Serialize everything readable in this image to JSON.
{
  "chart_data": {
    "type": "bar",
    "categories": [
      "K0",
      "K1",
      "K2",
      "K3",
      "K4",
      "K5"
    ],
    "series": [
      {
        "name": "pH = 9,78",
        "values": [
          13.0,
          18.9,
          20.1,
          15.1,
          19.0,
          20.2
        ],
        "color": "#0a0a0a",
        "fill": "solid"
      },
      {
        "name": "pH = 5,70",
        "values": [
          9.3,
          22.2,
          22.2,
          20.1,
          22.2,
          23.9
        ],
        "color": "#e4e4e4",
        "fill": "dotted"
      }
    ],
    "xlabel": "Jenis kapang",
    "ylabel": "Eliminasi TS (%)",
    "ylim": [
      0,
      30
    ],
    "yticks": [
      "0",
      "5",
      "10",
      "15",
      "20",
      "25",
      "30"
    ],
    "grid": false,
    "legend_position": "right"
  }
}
==
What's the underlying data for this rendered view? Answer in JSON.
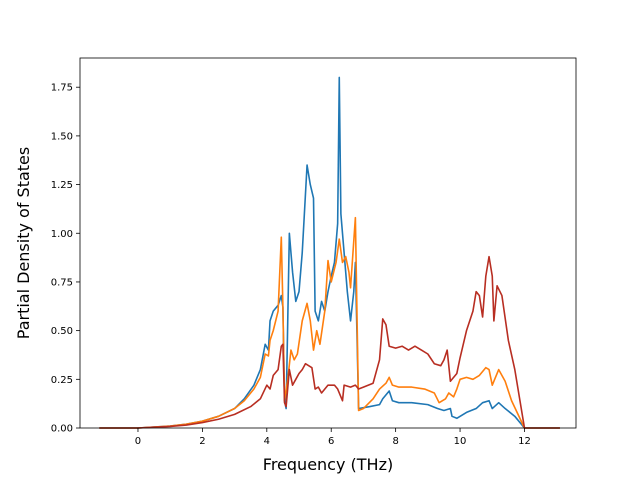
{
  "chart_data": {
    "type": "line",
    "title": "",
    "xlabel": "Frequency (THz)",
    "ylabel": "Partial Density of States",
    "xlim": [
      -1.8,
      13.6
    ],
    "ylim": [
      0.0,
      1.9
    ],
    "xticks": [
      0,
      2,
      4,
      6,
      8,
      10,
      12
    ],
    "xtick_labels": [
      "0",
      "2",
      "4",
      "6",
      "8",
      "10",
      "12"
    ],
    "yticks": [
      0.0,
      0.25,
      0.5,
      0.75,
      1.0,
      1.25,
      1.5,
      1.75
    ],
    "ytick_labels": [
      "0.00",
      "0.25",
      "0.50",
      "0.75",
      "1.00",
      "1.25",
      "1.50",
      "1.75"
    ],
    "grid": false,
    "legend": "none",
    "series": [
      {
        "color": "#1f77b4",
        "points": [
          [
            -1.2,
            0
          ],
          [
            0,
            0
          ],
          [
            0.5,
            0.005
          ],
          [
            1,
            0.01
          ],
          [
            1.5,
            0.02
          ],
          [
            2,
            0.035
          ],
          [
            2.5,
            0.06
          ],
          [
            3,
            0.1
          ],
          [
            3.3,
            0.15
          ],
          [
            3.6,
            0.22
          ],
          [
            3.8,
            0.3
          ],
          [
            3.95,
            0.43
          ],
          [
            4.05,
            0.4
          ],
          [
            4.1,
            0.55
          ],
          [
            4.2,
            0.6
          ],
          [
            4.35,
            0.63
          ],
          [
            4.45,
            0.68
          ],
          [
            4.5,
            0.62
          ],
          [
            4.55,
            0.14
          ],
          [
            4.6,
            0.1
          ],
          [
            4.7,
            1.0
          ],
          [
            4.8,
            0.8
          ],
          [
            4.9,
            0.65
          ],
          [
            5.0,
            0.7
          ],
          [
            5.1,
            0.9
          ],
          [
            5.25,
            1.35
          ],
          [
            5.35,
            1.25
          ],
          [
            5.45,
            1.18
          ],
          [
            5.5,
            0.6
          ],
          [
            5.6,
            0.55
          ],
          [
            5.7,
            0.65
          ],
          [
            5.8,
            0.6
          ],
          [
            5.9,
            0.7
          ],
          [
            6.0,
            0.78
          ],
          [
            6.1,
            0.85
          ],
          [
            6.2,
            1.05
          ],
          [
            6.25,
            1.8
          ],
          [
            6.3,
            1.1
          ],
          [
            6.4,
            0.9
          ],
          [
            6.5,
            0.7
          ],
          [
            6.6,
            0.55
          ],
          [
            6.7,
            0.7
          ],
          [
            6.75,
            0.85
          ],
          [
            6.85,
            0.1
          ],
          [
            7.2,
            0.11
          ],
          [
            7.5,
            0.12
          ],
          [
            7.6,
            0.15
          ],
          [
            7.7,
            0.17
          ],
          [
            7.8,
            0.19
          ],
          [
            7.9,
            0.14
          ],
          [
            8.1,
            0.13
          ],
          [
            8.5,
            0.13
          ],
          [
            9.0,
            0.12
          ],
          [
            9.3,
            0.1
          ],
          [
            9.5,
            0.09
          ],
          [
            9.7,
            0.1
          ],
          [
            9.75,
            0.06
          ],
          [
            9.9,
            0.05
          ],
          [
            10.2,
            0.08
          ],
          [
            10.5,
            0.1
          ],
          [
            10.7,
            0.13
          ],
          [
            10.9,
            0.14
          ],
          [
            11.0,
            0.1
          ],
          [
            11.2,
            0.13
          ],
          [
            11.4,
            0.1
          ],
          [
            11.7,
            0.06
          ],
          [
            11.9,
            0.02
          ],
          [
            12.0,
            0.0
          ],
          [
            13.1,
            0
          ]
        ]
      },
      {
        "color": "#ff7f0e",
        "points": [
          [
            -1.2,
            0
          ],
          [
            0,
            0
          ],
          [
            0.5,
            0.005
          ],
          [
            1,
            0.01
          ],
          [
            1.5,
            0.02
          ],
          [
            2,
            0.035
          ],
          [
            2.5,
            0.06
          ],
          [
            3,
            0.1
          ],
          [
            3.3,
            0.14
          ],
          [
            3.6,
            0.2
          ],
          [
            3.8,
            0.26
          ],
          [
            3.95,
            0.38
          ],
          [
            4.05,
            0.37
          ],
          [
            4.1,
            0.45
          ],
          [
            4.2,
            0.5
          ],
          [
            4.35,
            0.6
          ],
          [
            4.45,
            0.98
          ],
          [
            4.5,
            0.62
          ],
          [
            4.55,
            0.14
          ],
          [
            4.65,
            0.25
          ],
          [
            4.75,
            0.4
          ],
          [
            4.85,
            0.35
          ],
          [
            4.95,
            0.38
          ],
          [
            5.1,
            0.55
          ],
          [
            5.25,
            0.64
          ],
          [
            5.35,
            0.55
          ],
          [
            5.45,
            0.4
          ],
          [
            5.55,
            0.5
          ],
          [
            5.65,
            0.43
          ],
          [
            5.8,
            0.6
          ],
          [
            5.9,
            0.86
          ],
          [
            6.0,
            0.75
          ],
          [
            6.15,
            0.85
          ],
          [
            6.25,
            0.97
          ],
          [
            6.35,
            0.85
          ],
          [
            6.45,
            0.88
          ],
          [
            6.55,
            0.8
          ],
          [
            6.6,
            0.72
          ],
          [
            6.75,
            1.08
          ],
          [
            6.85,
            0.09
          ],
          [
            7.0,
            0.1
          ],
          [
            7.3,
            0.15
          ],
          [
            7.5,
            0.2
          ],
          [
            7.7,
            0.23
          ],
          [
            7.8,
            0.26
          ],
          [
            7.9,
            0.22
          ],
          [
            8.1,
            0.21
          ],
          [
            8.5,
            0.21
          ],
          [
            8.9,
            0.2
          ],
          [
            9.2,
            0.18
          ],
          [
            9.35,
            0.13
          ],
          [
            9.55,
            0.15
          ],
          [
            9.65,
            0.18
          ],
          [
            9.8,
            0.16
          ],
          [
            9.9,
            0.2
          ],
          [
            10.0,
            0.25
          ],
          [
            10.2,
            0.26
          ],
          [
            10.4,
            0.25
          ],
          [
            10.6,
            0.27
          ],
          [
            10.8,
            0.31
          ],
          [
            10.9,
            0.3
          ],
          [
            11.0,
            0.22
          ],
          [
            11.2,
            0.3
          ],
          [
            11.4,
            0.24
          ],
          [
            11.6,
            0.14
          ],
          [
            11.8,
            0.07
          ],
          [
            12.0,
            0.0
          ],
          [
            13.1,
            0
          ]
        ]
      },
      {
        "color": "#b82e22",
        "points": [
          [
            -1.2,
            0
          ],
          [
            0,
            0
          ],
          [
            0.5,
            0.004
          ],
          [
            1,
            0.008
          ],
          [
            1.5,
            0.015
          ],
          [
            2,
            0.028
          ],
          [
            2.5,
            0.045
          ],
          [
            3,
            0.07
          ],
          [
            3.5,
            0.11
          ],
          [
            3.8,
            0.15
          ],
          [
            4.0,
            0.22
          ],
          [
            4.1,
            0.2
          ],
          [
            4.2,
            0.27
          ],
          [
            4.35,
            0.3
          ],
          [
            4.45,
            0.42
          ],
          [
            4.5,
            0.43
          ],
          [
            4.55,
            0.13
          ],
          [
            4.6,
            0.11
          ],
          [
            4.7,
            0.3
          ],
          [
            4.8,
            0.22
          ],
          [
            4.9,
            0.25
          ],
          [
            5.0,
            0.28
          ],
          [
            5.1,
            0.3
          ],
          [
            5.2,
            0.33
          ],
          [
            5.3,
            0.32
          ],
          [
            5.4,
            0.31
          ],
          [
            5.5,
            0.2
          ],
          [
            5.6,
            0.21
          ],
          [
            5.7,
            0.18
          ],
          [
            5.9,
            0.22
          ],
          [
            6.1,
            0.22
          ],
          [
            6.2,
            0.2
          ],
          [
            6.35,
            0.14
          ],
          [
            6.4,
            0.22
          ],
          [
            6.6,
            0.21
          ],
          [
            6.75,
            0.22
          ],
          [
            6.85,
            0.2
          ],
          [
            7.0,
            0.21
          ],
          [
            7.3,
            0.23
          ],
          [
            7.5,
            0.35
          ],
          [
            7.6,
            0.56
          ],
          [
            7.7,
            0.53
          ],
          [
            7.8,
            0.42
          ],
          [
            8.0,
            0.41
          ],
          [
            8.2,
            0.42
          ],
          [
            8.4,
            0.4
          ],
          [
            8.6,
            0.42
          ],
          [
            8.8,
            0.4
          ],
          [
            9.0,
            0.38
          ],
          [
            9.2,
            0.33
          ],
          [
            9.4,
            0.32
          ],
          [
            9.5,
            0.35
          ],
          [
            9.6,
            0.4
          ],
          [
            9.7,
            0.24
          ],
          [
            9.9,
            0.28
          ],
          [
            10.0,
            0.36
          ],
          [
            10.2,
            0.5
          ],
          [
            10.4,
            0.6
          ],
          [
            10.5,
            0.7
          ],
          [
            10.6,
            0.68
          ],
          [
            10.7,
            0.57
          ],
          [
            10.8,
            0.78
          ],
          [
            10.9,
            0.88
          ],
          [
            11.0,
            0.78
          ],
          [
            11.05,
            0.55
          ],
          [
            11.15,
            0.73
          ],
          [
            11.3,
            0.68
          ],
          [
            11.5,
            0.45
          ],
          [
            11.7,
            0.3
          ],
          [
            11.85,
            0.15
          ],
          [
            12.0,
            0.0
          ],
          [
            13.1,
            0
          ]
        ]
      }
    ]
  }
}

- [Work to complete]: Look above for every line with the word "ylabel" and copy it.

- [Result of this task]:
    "ylabel": "Eliminasi TS (%)",
    "ylabel": "Partial Density of States",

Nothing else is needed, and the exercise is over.